*Required task*
Copy out the listing in full, exactly as written, but not its pictures.

Raw records:
"""

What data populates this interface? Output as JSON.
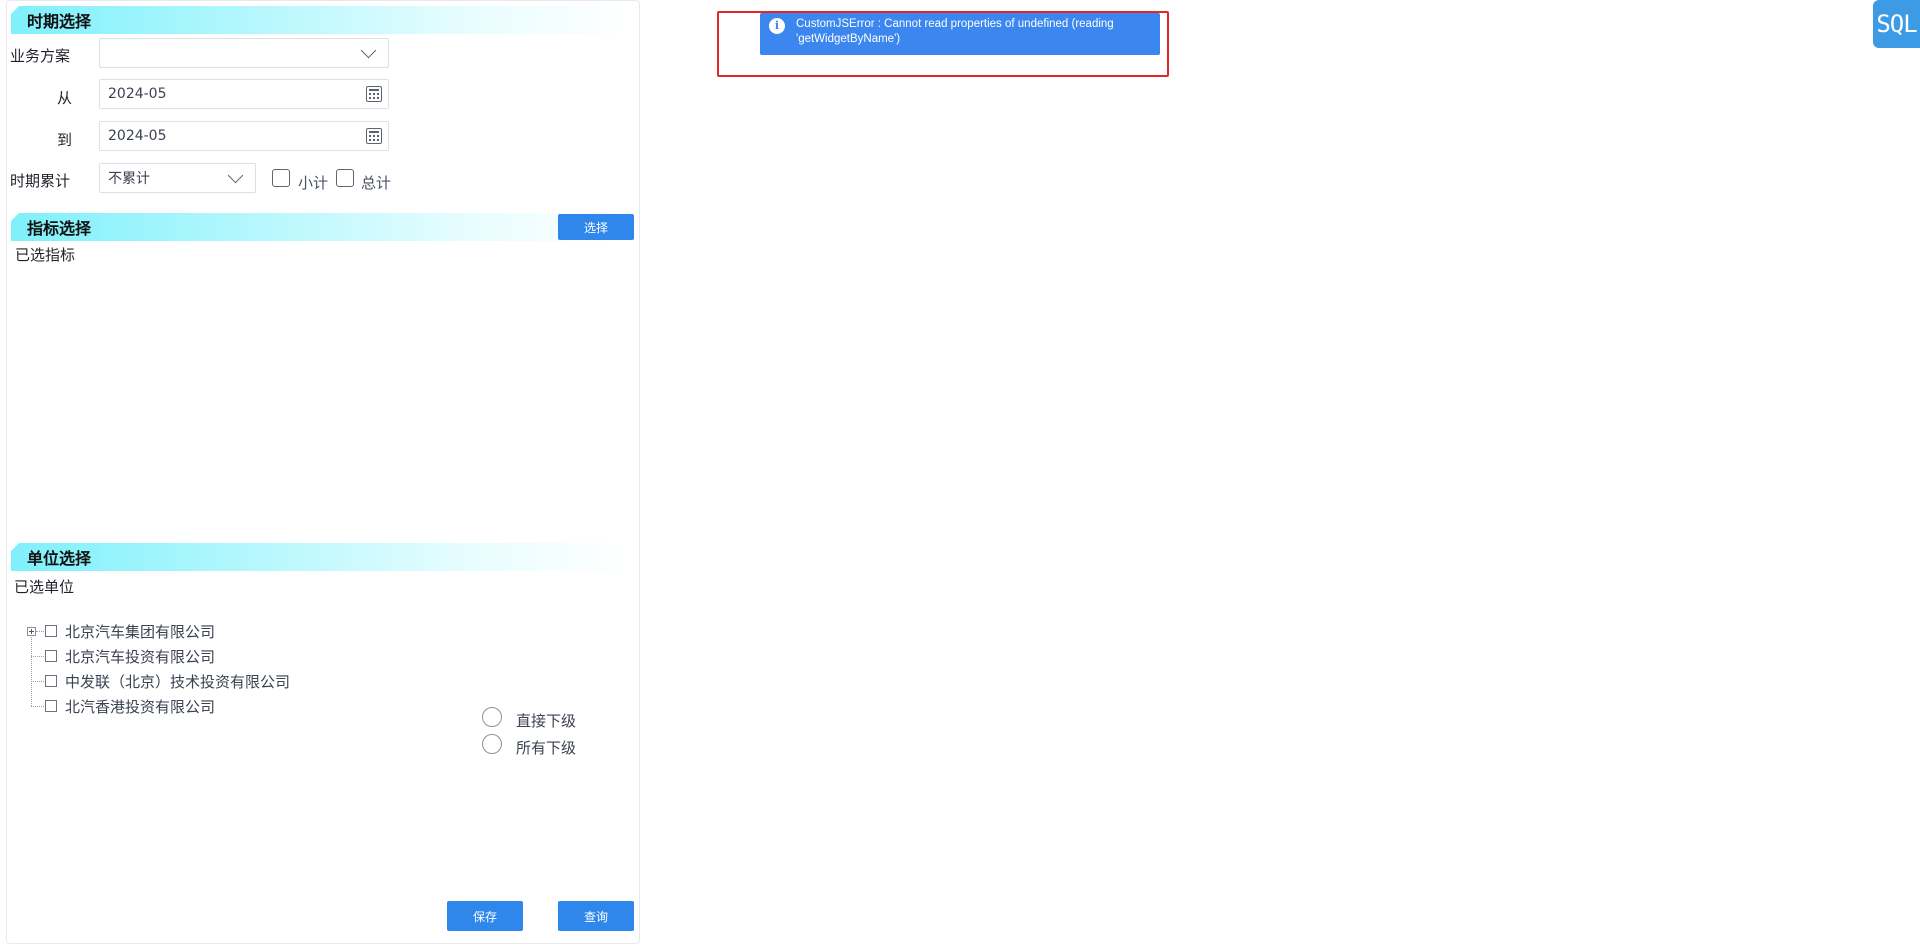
{
  "period_section": {
    "title": "时期选择",
    "business_plan_label": "业务方案",
    "business_plan_value": "",
    "from_label": "从",
    "from_value": "2024-05",
    "to_label": "到",
    "to_value": "2024-05",
    "accumulate_label": "时期累计",
    "accumulate_value": "不累计",
    "subtotal_label": "小计",
    "total_label": "总计"
  },
  "indicator_section": {
    "title": "指标选择",
    "select_button": "选择",
    "selected_label": "已选指标"
  },
  "unit_section": {
    "title": "单位选择",
    "selected_label": "已选单位",
    "tree_items": [
      "北京汽车集团有限公司",
      "北京汽车投资有限公司",
      "中发联（北京）技术投资有限公司",
      "北汽香港投资有限公司"
    ],
    "radio_direct": "直接下级",
    "radio_all": "所有下级"
  },
  "actions": {
    "save": "保存",
    "query": "查询"
  },
  "toast": {
    "message": "CustomJSError : Cannot read properties of undefined (reading 'getWidgetByName')",
    "icon": "info-icon"
  },
  "sql_badge": "SQL",
  "colors": {
    "primary": "#2f87ec",
    "toast": "#3b86ef",
    "highlight": "#e3262a",
    "header_gradient": "#7ff0fb",
    "sql_badge": "#3d9be6"
  }
}
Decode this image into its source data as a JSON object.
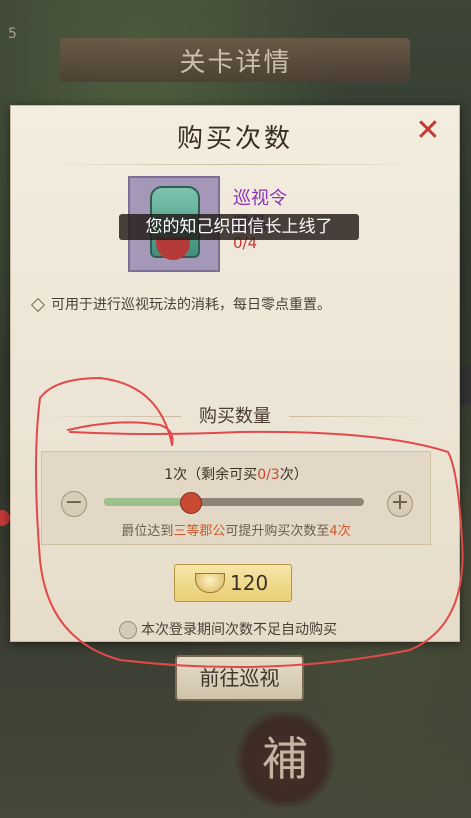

"""

*Finished exercise*
What data populates this interface? Output as JSON.
{
  "period_section": {
    "title": "时期选择",
    "business_plan_label": "业务方案",
    "business_plan_value": "",
    "from_label": "从",
    "from_value": "2024-05",
    "to_label": "到",
    "to_value": "2024-05",
    "accumulate_label": "时期累计",
    "accumulate_value": "不累计",
    "subtotal_label": "小计",
    "total_label": "总计"
  },
  "indicator_section": {
    "title": "指标选择",
    "select_button": "选择",
    "selected_label": "已选指标"
  },
  "unit_section": {
    "title": "单位选择",
    "selected_label": "已选单位",
    "tree_items": [
      "北京汽车集团有限公司",
      "北京汽车投资有限公司",
      "中发联（北京）技术投资有限公司",
      "北汽香港投资有限公司"
    ],
    "radio_direct": "直接下级",
    "radio_all": "所有下级"
  },
  "actions": {
    "save": "保存",
    "query": "查询"
  },
  "toast": {
    "message": "CustomJSError : Cannot read properties of undefined (reading 'getWidgetByName')",
    "icon": "info-icon"
  },
  "sql_badge": "SQL",
  "colors": {
    "primary": "#2f87ec",
    "toast": "#3b86ef",
    "highlight": "#e3262a",
    "header_gradient": "#7ff0fb",
    "sql_badge": "#3d9be6"
  }
}
Decode this image into its source data as a JSON object.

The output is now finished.